### The request:
In the records below, find each line with the word "geração" and copy it.
==== Exercise materials
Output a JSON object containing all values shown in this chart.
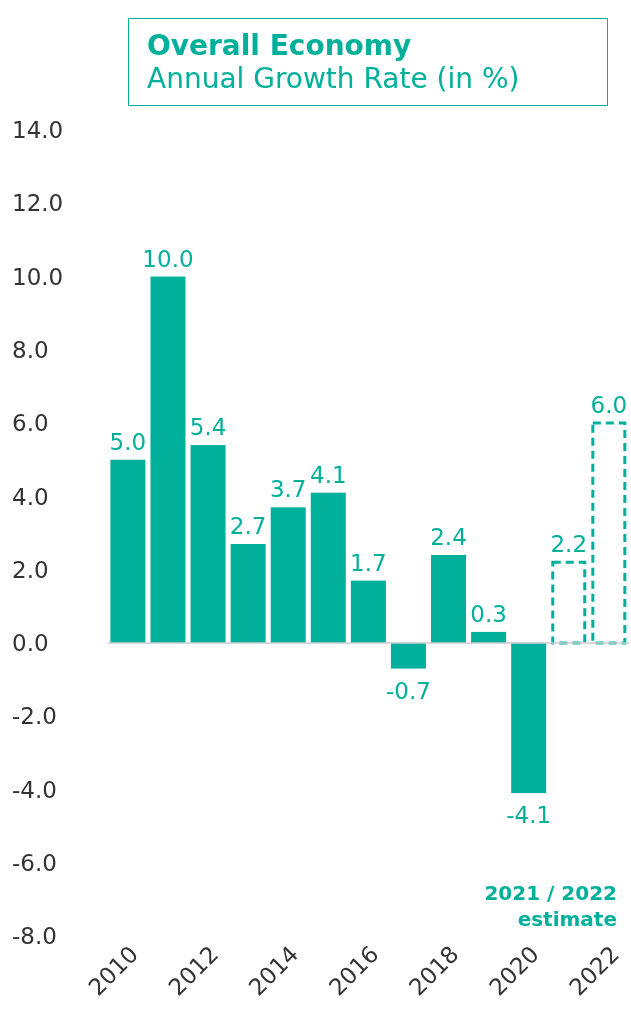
{
  "chart_data": {
    "type": "bar",
    "title": "Overall Economy",
    "subtitle": "Annual Growth Rate (in %)",
    "categories": [
      "2010",
      null,
      "2012",
      null,
      "2014",
      null,
      "2016",
      null,
      "2018",
      null,
      "2020",
      null,
      "2022"
    ],
    "stacked": true,
    "series": [
      {
        "color": "#00b09b",
        "values": [
          5.0,
          10.0,
          5.4,
          2.7,
          3.7,
          4.1,
          1.7,
          -0.7,
          2.4,
          0.3,
          -4.1,
          null,
          null
        ],
        "value_labels": [
          "5.0",
          "10.0",
          "5.4",
          "2.7",
          "3.7",
          "4.1",
          "1.7",
          "-0.7",
          "2.4",
          "0.3",
          "-4.1",
          null,
          null
        ]
      },
      {
        "color": "#00b09b",
        "line_style": "dashed",
        "values": [
          null,
          null,
          null,
          null,
          null,
          null,
          null,
          null,
          null,
          null,
          null,
          2.2,
          6.0
        ],
        "value_labels": [
          null,
          null,
          null,
          null,
          null,
          null,
          null,
          null,
          null,
          null,
          null,
          "2.2",
          "6.0"
        ]
      }
    ],
    "ylim": [
      -8,
      14
    ],
    "yticks": [
      {
        "value": -8,
        "label": "-8.0"
      },
      {
        "value": -6,
        "label": "-6.0"
      },
      {
        "value": -4,
        "label": "-4.0"
      },
      {
        "value": -2,
        "label": "-2.0"
      },
      {
        "value": 0,
        "label": "0.0"
      },
      {
        "value": 2,
        "label": "2.0"
      },
      {
        "value": 4,
        "label": "4.0"
      },
      {
        "value": 6,
        "label": "6.0"
      },
      {
        "value": 8,
        "label": "8.0"
      },
      {
        "value": 10,
        "label": "10.0"
      },
      {
        "value": 12,
        "label": "12.0"
      },
      {
        "value": 14,
        "label": "14.0"
      }
    ],
    "ref_lines": [
      {
        "axis": "y",
        "value": 0,
        "color": "#cccccc"
      }
    ],
    "grid": false,
    "legend": false,
    "annotations": [
      "2021 / 2022",
      "estimate"
    ]
  }
}
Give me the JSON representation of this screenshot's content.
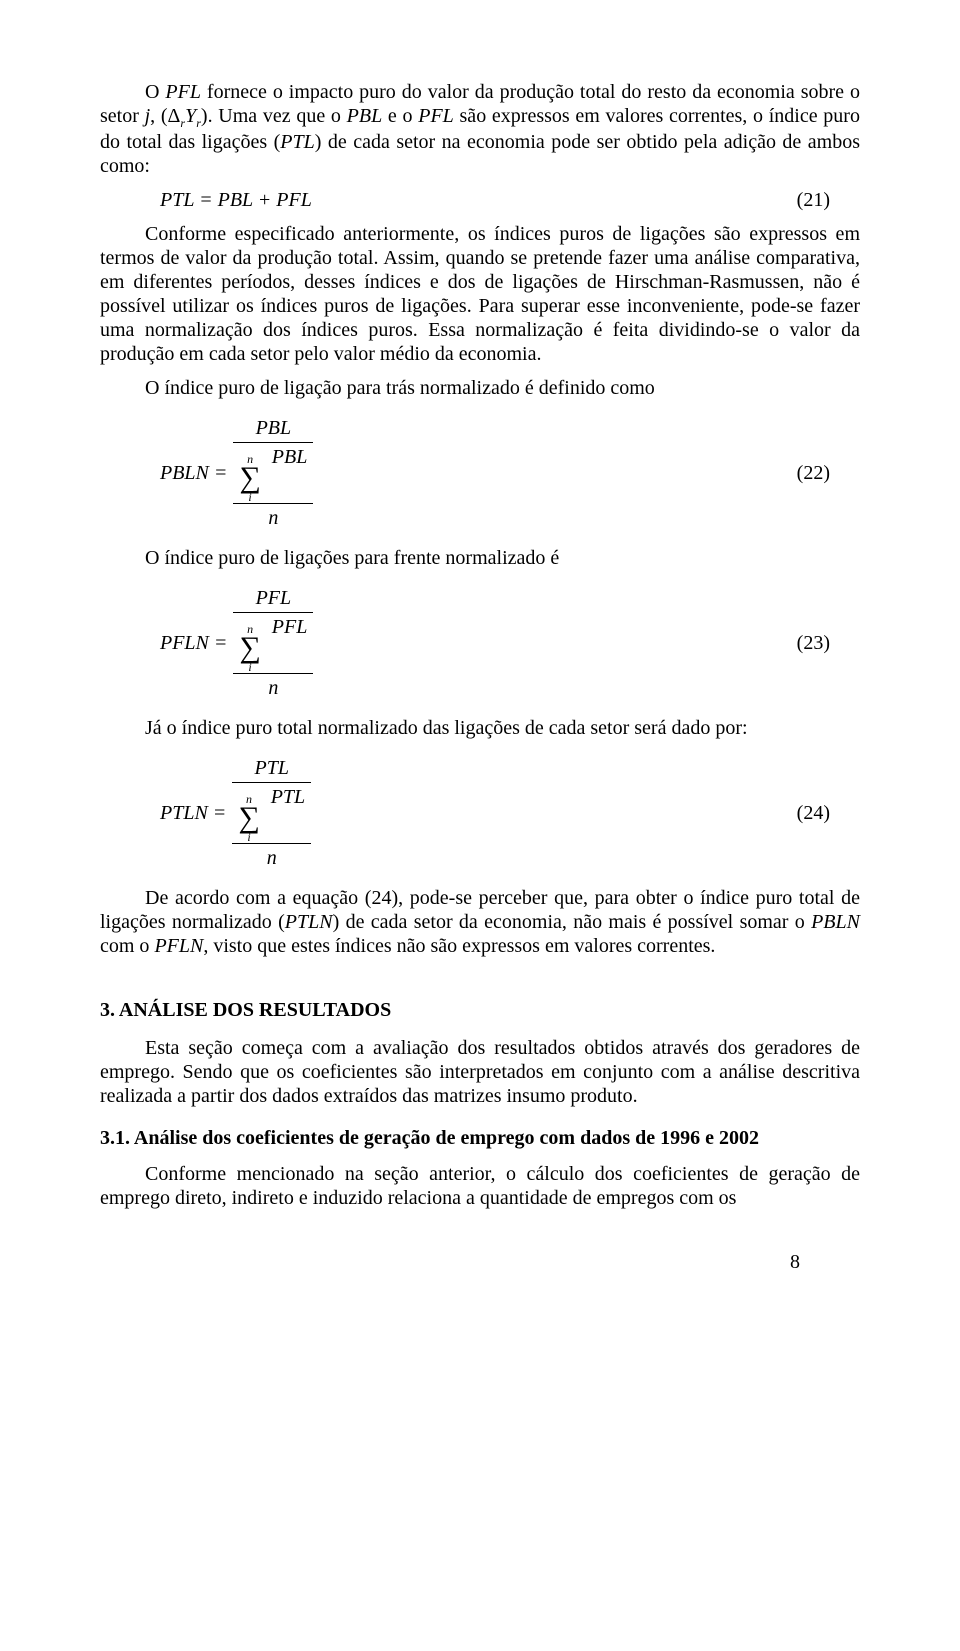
{
  "para1_lead": "O ",
  "para1_italic1": "PFL",
  "para1_mid": " fornece o impacto puro do valor da produção total do resto da economia sobre o setor ",
  "para1_italic2": "j",
  "para1_comma": ", ",
  "para1_expr_open": "(",
  "para1_expr_delta": "Δ",
  "para1_expr_r1": "r",
  "para1_expr_y": "Y",
  "para1_expr_r2": "r",
  "para1_expr_close": ")",
  "para1_after": ". Uma vez que o ",
  "para1_italic3": "PBL",
  "para1_and": " e o ",
  "para1_italic4": "PFL",
  "para1_mid2": " são expressos em valores correntes, o índice puro do total das ligações (",
  "para1_italic5": "PTL",
  "para1_mid3": ") de cada setor na economia pode ser obtido pela adição de ambos como:",
  "eq21_lhs": "PTL = PBL + PFL",
  "eq21_num": "(21)",
  "para2": "Conforme especificado anteriormente, os índices puros de ligações são expressos em termos de valor da produção total. Assim, quando se pretende fazer uma análise comparativa, em diferentes períodos, desses índices e dos de ligações de Hirschman-Rasmussen, não é possível utilizar os índices puros de ligações. Para superar esse inconveniente, pode-se fazer uma normalização dos índices puros. Essa normalização é feita dividindo-se o valor da produção em cada setor pelo valor médio da economia.",
  "para3": "O índice puro de ligação para trás normalizado é definido como",
  "eq22_lhs": "PBLN =",
  "eq22_num_sym": "PBL",
  "eq22_sum_top": "n",
  "eq22_sigma": "∑",
  "eq22_right": "PBL",
  "eq22_sum_bot": "i",
  "eq22_denN": "n",
  "eq22_num": "(22)",
  "para4": "O índice puro de ligações para frente normalizado é",
  "eq23_lhs": "PFLN =",
  "eq23_num_sym": "PFL",
  "eq23_right": "PFL",
  "eq23_num": "(23)",
  "para5": "Já o índice puro total normalizado das ligações de cada setor será dado por:",
  "eq24_lhs": "PTLN =",
  "eq24_num_sym": "PTL",
  "eq24_right": "PTL",
  "eq24_num": "(24)",
  "para6_a": "De acordo com a equação (24), pode-se perceber que, para obter o índice puro total de ligações normalizado (",
  "para6_it1": "PTLN",
  "para6_b": ") de cada setor da economia, não mais é possível somar o ",
  "para6_it2": "PBLN",
  "para6_c": " com o ",
  "para6_it3": "PFLN",
  "para6_d": ", visto que estes índices não são expressos em valores correntes.",
  "section3": "3. ANÁLISE DOS RESULTADOS",
  "para7": "Esta seção começa com a avaliação dos resultados obtidos através dos geradores de emprego. Sendo que os coeficientes são interpretados em conjunto com a análise descritiva realizada a partir dos dados extraídos das matrizes insumo produto.",
  "sub31": "3.1. Análise dos coeficientes de geração de emprego com dados de 1996 e 2002",
  "para8": "Conforme mencionado na seção anterior, o cálculo dos coeficientes de geração de emprego direto, indireto e induzido relaciona a quantidade de empregos com os",
  "pagenum": "8",
  "colors": {
    "text": "#000000",
    "bg": "#ffffff"
  }
}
========
### Problem solution:
  "sub31": "3.1. Análise dos coeficientes de geração de emprego com dados de 1996 e 2002",
  "para8": "Conforme mencionado na seção anterior, o cálculo dos coeficientes de geração de emprego direto, indireto e induzido relaciona a quantidade de empregos com os",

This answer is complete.